_WHAT IS REQUIRED_
Write the data out again exactly, dropping any images it holds.

--- INFORMATION SHOWN ---

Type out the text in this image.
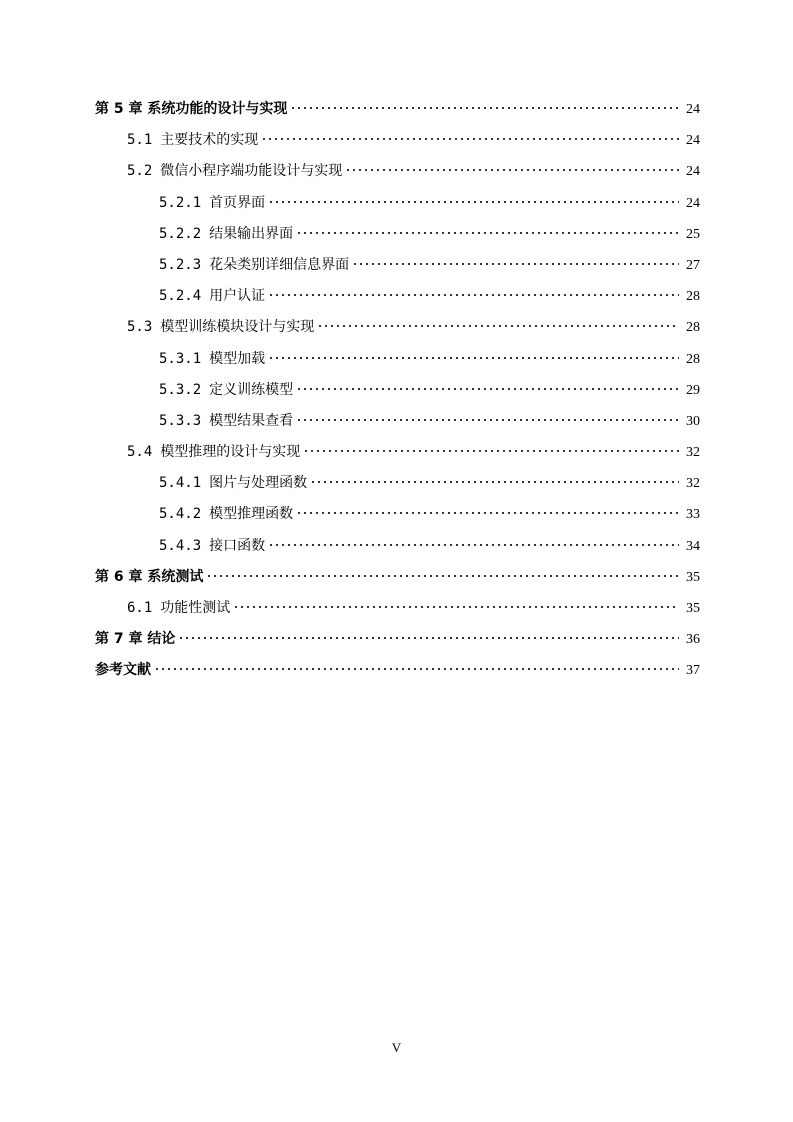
第 5 章 系统功能的设计与实现	24
5.1 主要技术的实现	24
5.2 微信小程序端功能设计与实现	24
5.2.1 首页界面	24
5.2.2 结果输出界面	25
5.2.3 花朵类别详细信息界面	27
5.2.4 用户认证	28
5.3 模型训练模块设计与实现	28
5.3.1 模型加载	28
5.3.2 定义训练模型	29
5.3.3 模型结果查看	30
5.4 模型推理的设计与实现	32
5.4.1 图片与处理函数	32
5.4.2 模型推理函数	33
5.4.3 接口函数	34
第 6 章 系统测试	35
6.1 功能性测试	35
第 7 章 结论	36
参考文献	37
V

---

_RESPONSE TO THE TASK_
Type out the text in this image.
第 5 章 系统功能的设计与实现	24
5.1 主要技术的实现	24
5.2 微信小程序端功能设计与实现	24
5.2.1 首页界面	24
5.2.2 结果输出界面	25
5.2.3 花朵类别详细信息界面	27
5.2.4 用户认证	28
5.3 模型训练模块设计与实现	28
5.3.1 模型加载	28
5.3.2 定义训练模型	29
5.3.3 模型结果查看	30
5.4 模型推理的设计与实现	32
5.4.1 图片与处理函数	32
5.4.2 模型推理函数	33
5.4.3 接口函数	34
第 6 章 系统测试	35
6.1 功能性测试	35
第 7 章 结论	36
参考文献	37
V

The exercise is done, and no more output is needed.